## TO DO
Find each of the rows below that contains the string "axis", and copy those lines out in full.

+ + + + +

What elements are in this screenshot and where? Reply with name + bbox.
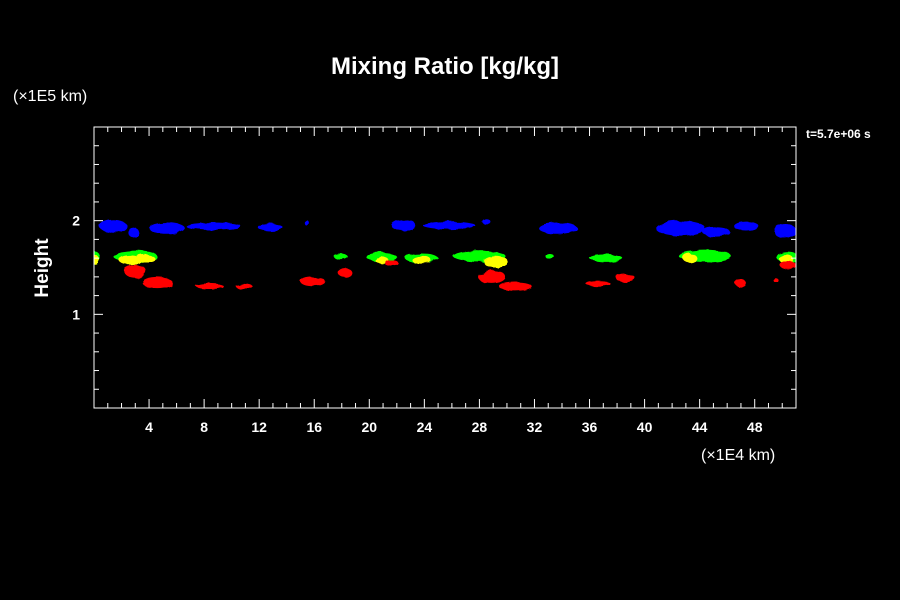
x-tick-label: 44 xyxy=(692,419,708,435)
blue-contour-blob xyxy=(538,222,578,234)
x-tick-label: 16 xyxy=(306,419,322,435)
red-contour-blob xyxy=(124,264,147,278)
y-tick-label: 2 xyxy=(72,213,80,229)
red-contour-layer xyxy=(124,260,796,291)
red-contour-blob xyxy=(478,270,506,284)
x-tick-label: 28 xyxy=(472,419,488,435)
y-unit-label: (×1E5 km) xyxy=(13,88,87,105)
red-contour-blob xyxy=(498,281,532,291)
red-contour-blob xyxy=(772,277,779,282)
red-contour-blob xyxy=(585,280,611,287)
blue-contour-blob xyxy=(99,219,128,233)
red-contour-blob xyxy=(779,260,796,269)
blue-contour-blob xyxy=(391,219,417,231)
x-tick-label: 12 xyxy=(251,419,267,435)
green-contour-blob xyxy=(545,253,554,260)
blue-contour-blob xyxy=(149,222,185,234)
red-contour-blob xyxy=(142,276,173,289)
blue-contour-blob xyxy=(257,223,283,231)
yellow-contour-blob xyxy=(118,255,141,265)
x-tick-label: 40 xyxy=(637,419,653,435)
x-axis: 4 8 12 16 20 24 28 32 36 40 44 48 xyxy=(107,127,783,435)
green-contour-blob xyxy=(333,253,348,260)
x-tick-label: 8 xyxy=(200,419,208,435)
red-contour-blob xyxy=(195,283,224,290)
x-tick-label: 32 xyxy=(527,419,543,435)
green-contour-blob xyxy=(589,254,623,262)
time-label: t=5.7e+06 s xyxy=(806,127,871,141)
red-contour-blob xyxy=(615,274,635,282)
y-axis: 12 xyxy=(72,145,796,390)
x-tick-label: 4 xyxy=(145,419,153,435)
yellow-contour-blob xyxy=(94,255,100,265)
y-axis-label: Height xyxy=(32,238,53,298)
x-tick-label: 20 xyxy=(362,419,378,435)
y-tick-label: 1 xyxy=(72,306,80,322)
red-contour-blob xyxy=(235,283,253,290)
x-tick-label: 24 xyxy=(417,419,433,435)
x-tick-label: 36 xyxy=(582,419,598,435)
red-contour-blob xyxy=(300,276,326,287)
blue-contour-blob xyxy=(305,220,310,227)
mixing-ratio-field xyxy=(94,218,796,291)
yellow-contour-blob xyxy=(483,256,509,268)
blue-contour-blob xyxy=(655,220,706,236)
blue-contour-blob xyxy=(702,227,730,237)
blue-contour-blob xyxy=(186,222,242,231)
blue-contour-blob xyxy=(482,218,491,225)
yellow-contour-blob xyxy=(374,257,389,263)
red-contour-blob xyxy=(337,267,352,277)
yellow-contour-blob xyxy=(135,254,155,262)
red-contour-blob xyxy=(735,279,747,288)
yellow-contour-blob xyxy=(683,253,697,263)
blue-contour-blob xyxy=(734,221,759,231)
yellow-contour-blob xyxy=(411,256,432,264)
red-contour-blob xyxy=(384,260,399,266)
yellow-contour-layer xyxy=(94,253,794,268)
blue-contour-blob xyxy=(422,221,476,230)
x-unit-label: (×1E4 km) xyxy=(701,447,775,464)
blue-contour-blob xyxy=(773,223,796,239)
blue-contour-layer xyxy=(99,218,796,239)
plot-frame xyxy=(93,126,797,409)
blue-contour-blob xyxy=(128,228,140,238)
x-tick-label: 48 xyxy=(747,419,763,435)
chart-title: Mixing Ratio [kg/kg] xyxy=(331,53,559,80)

+ + + + +

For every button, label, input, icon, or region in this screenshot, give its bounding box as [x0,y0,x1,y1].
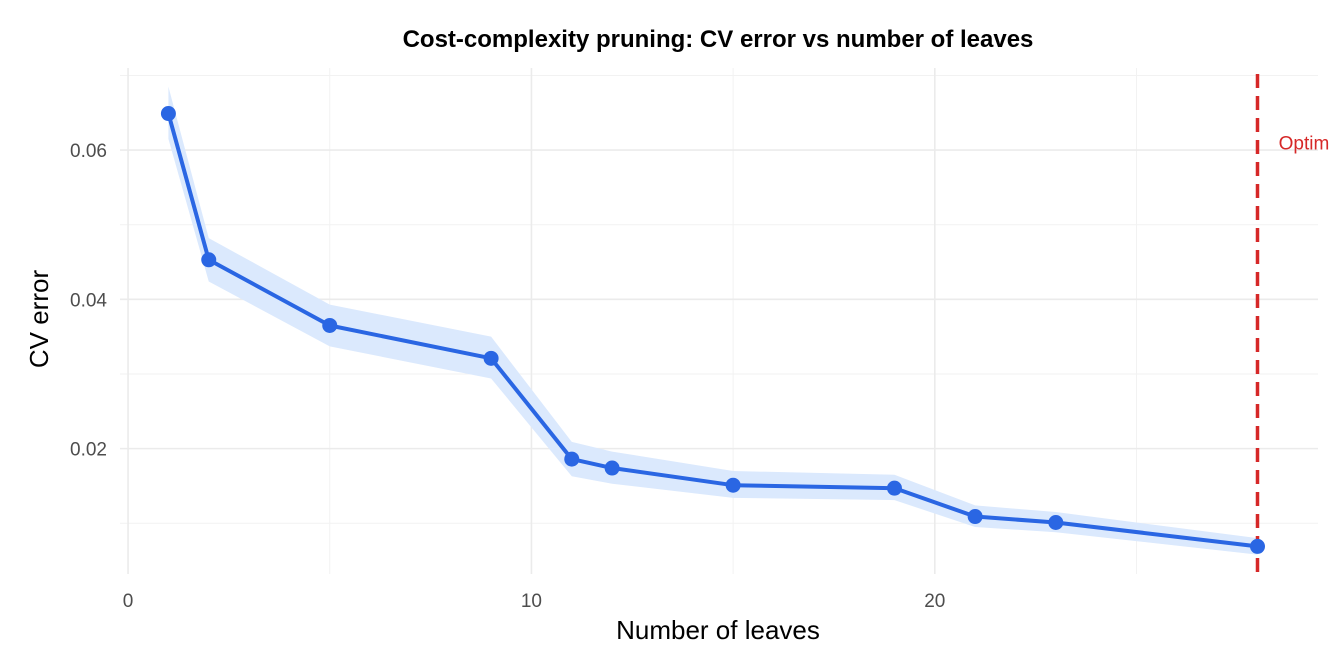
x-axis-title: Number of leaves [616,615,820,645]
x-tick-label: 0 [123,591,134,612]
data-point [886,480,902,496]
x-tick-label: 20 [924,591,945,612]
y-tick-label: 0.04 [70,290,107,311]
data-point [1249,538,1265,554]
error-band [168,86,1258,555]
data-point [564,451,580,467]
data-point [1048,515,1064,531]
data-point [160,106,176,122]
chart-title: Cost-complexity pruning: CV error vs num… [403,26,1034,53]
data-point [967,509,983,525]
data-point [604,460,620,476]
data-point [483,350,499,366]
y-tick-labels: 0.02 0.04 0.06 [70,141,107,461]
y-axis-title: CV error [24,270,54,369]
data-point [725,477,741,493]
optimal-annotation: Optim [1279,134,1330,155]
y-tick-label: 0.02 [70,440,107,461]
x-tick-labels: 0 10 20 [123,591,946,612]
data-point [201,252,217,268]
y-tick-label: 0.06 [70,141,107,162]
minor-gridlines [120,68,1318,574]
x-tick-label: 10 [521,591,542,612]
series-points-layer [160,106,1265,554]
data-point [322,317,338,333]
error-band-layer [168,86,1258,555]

+ + + + +

## RESULT OF THIS TASK
x-axis: 4 8 12 16 20 24 28 32 36 40 44 48 xyxy=(107,127,783,435)
y-axis: 12 xyxy=(72,145,796,390)
y-axis-label: Height xyxy=(32,238,53,298)
x-axis-title: Number of leaves [616,615,820,645]
y-axis-title: CV error [24,270,54,369]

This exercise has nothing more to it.